What you need to do ▸ Filter the lines below, copying only those with the string "minmax".

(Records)
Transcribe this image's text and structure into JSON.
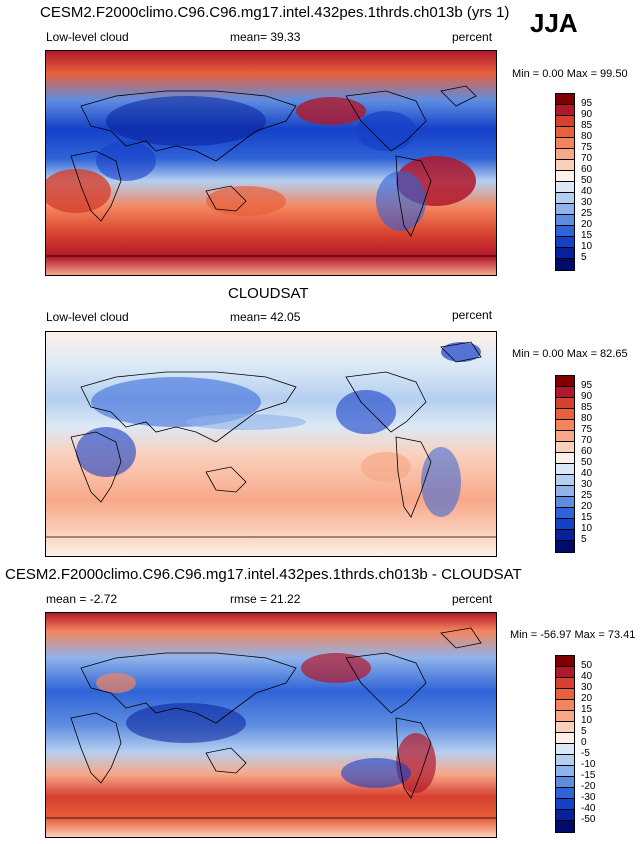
{
  "season": "JJA",
  "panels": [
    {
      "title": "CESM2.F2000climo.C96.C96.mg17.intel.432pes.1thrds.ch013b (yrs 1)",
      "left_label": "Low-level cloud",
      "center_label": "mean=  39.33",
      "units": "percent",
      "minmax": "Min =   0.00 Max =  99.50",
      "colorbar": [
        "95",
        "90",
        "85",
        "80",
        "75",
        "70",
        "60",
        "50",
        "40",
        "30",
        "25",
        "20",
        "15",
        "10",
        "5"
      ],
      "palette": [
        "#7f0000",
        "#b2182b",
        "#d6402e",
        "#e8603c",
        "#f4845c",
        "#f7a889",
        "#fbd0bb",
        "#fdf0e8",
        "#dbe9f6",
        "#b5cff0",
        "#8fb3ea",
        "#5e8de0",
        "#2f63d8",
        "#1540c8",
        "#08209a",
        "#000b6b"
      ]
    },
    {
      "title": "CLOUDSAT",
      "left_label": "Low-level cloud",
      "center_label": "mean=  42.05",
      "units": "percent",
      "minmax": "Min =   0.00 Max =  82.65",
      "colorbar": [
        "95",
        "90",
        "85",
        "80",
        "75",
        "70",
        "60",
        "50",
        "40",
        "30",
        "25",
        "20",
        "15",
        "10",
        "5"
      ],
      "palette": [
        "#7f0000",
        "#b2182b",
        "#d6402e",
        "#e8603c",
        "#f4845c",
        "#f7a889",
        "#fbd0bb",
        "#fdf0e8",
        "#dbe9f6",
        "#b5cff0",
        "#8fb3ea",
        "#5e8de0",
        "#2f63d8",
        "#1540c8",
        "#08209a",
        "#000b6b"
      ]
    },
    {
      "title": "CESM2.F2000climo.C96.C96.mg17.intel.432pes.1thrds.ch013b - CLOUDSAT",
      "left_label": "mean =  -2.72",
      "center_label": "rmse =  21.22",
      "units": "percent",
      "minmax": "Min = -56.97 Max =  73.41",
      "colorbar": [
        "50",
        "40",
        "30",
        "20",
        "15",
        "10",
        "5",
        "0",
        "-5",
        "-10",
        "-15",
        "-20",
        "-30",
        "-40",
        "-50"
      ],
      "palette": [
        "#7f0000",
        "#b2182b",
        "#d6402e",
        "#e8603c",
        "#f4845c",
        "#f7a889",
        "#fbd0bb",
        "#fdf0e8",
        "#dbe9f6",
        "#b5cff0",
        "#8fb3ea",
        "#5e8de0",
        "#2f63d8",
        "#1540c8",
        "#08209a",
        "#000b6b"
      ]
    }
  ]
}
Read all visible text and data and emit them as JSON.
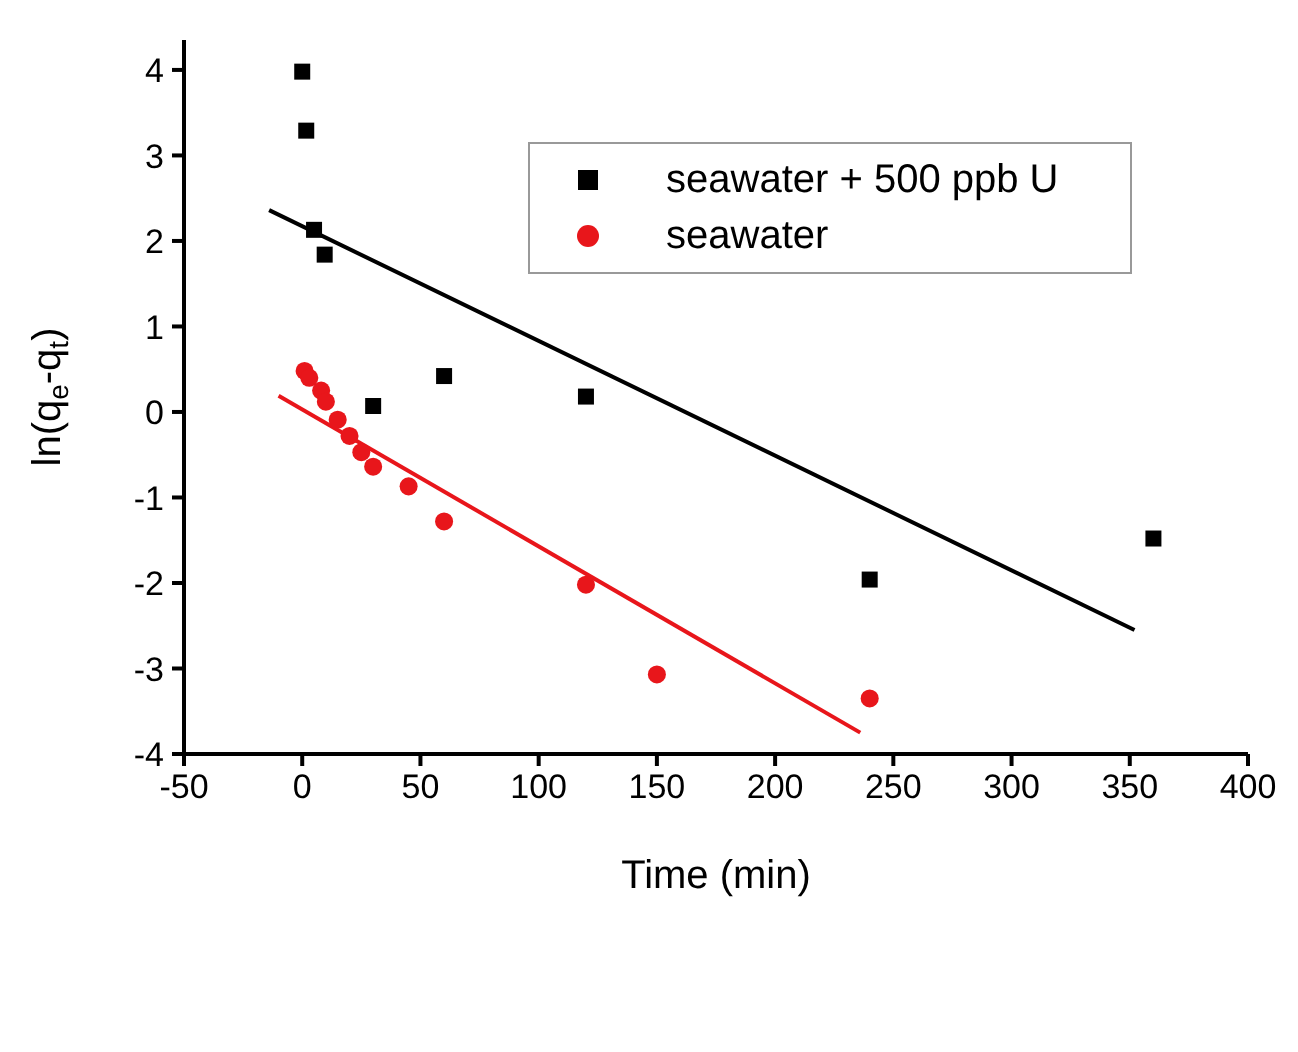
{
  "chart_data": {
    "type": "scatter",
    "xlabel": "Time (min)",
    "ylabel": "ln(q$_{e}$-q$_{t}$)",
    "xlim": [
      -50,
      400
    ],
    "xticks": [
      -50,
      0,
      50,
      100,
      150,
      200,
      250,
      300,
      350,
      400
    ],
    "ylim": [
      -4,
      4.35
    ],
    "yticks": [
      -4,
      -3,
      -2,
      -1,
      0,
      1,
      2,
      3,
      4
    ],
    "legend": "top right",
    "grid": false,
    "series": [
      {
        "name": "seawater + 500 ppb U",
        "color": "#000000",
        "marker": "square",
        "x": [
          0,
          1.7,
          5,
          9.5,
          30,
          60,
          120,
          240,
          360
        ],
        "values": [
          3.98,
          3.29,
          2.13,
          1.84,
          0.07,
          0.42,
          0.18,
          -1.96,
          -1.48
        ]
      },
      {
        "name": "seawater",
        "color": "#e8161b",
        "marker": "circle",
        "x": [
          1,
          3,
          8,
          10,
          15,
          20,
          25,
          30,
          45,
          60,
          120,
          150,
          240
        ],
        "values": [
          0.48,
          0.4,
          0.25,
          0.12,
          -0.09,
          -0.28,
          -0.47,
          -0.64,
          -0.87,
          -1.28,
          -2.02,
          -3.07,
          -3.35
        ]
      },
      {
        "type": "line",
        "color": "#000000",
        "marker": "none",
        "x": [
          -14,
          352
        ],
        "values": [
          2.36,
          -2.55
        ]
      },
      {
        "type": "line",
        "color": "#e8161b",
        "marker": "none",
        "x": [
          -10,
          236
        ],
        "values": [
          0.19,
          -3.75
        ]
      }
    ]
  }
}
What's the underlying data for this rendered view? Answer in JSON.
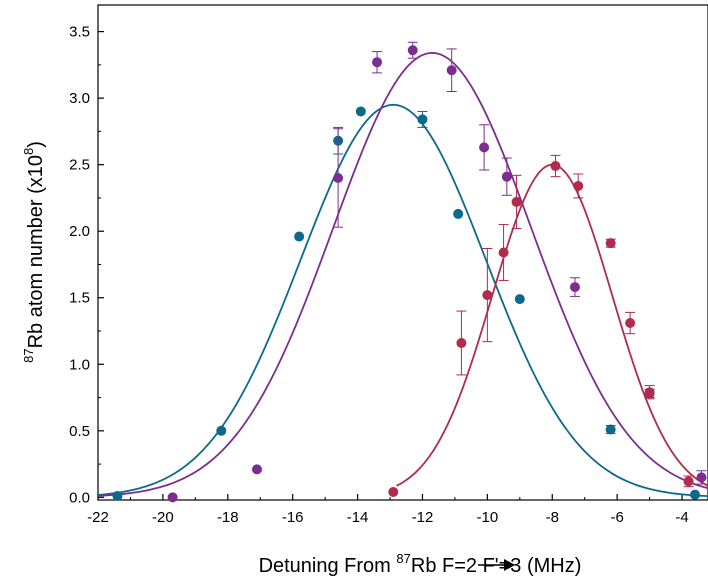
{
  "chart_data": {
    "type": "scatter",
    "title": "",
    "xlabel_parts": {
      "pre": "Detuning From ",
      "sup": "87",
      "mid": "Rb F=2",
      "post": "F'=3 (MHz)"
    },
    "ylabel_parts": {
      "sup": "87",
      "pre": "Rb atom number (x10",
      "exp": "8",
      "post": ")"
    },
    "xlim": [
      -22,
      -3.2
    ],
    "ylim": [
      -0.02,
      3.7
    ],
    "xticks": [
      -22,
      -20,
      -18,
      -16,
      -14,
      -12,
      -10,
      -8,
      -6,
      -4
    ],
    "xtick_labels": [
      "-22",
      "-20",
      "-18",
      "-16",
      "-14",
      "-12",
      "-10",
      "-8",
      "-6",
      "-4"
    ],
    "yticks": [
      0.0,
      0.5,
      1.0,
      1.5,
      2.0,
      2.5,
      3.0,
      3.5
    ],
    "ytick_labels": [
      "0.0",
      "0.5",
      "1.0",
      "1.5",
      "2.0",
      "2.5",
      "3.0",
      "3.5"
    ],
    "grid": false,
    "legend": "none",
    "series": [
      {
        "color": "#0b6a8c",
        "points": [
          {
            "x": -21.4,
            "y": 0.01,
            "err": 0
          },
          {
            "x": -18.2,
            "y": 0.5,
            "err": 0
          },
          {
            "x": -15.8,
            "y": 1.96,
            "err": 0
          },
          {
            "x": -14.6,
            "y": 2.68,
            "err": 0.1
          },
          {
            "x": -13.9,
            "y": 2.9,
            "err": 0
          },
          {
            "x": -12.0,
            "y": 2.84,
            "err": 0.06
          },
          {
            "x": -10.9,
            "y": 2.13,
            "err": 0
          },
          {
            "x": -9.0,
            "y": 1.49,
            "err": 0
          },
          {
            "x": -6.2,
            "y": 0.51,
            "err": 0.03
          },
          {
            "x": -3.6,
            "y": 0.02,
            "err": 0
          }
        ],
        "fit": {
          "a": 2.95,
          "x0": -12.9,
          "sigma": 2.85
        }
      },
      {
        "color": "#7b2e8e",
        "points": [
          {
            "x": -19.7,
            "y": 0.0,
            "err": 0
          },
          {
            "x": -17.1,
            "y": 0.21,
            "err": 0
          },
          {
            "x": -14.6,
            "y": 2.4,
            "err": 0.37
          },
          {
            "x": -13.4,
            "y": 3.27,
            "err": 0.08
          },
          {
            "x": -12.3,
            "y": 3.36,
            "err": 0.06
          },
          {
            "x": -11.1,
            "y": 3.21,
            "err": 0.16
          },
          {
            "x": -10.1,
            "y": 2.63,
            "err": 0.17
          },
          {
            "x": -9.4,
            "y": 2.41,
            "err": 0.14
          },
          {
            "x": -7.3,
            "y": 1.58,
            "err": 0.07
          },
          {
            "x": -5.0,
            "y": 0.78,
            "err": 0.03
          },
          {
            "x": -3.4,
            "y": 0.15,
            "err": 0.05
          }
        ],
        "fit": {
          "a": 3.34,
          "x0": -11.7,
          "sigma": 3.05
        }
      },
      {
        "color": "#b02b4c",
        "points": [
          {
            "x": -12.9,
            "y": 0.04,
            "err": 0
          },
          {
            "x": -10.8,
            "y": 1.16,
            "err": 0.24
          },
          {
            "x": -10.0,
            "y": 1.52,
            "err": 0.35
          },
          {
            "x": -9.5,
            "y": 1.84,
            "err": 0.21
          },
          {
            "x": -9.1,
            "y": 2.22,
            "err": 0.2
          },
          {
            "x": -7.9,
            "y": 2.49,
            "err": 0.08
          },
          {
            "x": -7.2,
            "y": 2.34,
            "err": 0.09
          },
          {
            "x": -6.2,
            "y": 1.91,
            "err": 0.03
          },
          {
            "x": -5.6,
            "y": 1.31,
            "err": 0.08
          },
          {
            "x": -5.0,
            "y": 0.79,
            "err": 0.05
          },
          {
            "x": -3.8,
            "y": 0.12,
            "err": 0.04
          }
        ],
        "fit": {
          "a": 2.5,
          "x0": -8.0,
          "sigma": 1.85,
          "xmin": -12.8
        }
      }
    ]
  }
}
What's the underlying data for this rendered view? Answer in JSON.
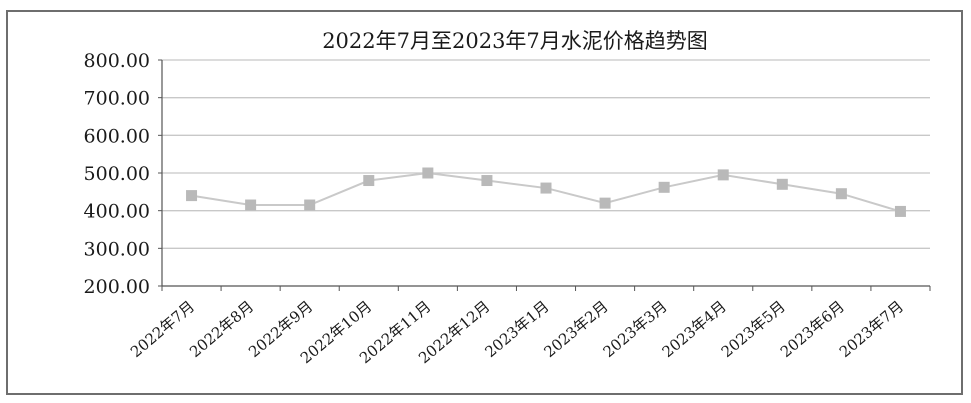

Exercise output ▸
      "minmax": "Min =   0.00 Max =  99.50",
      "minmax": "Min =   0.00 Max =  82.65",
      "minmax": "Min = -56.97 Max =  73.41",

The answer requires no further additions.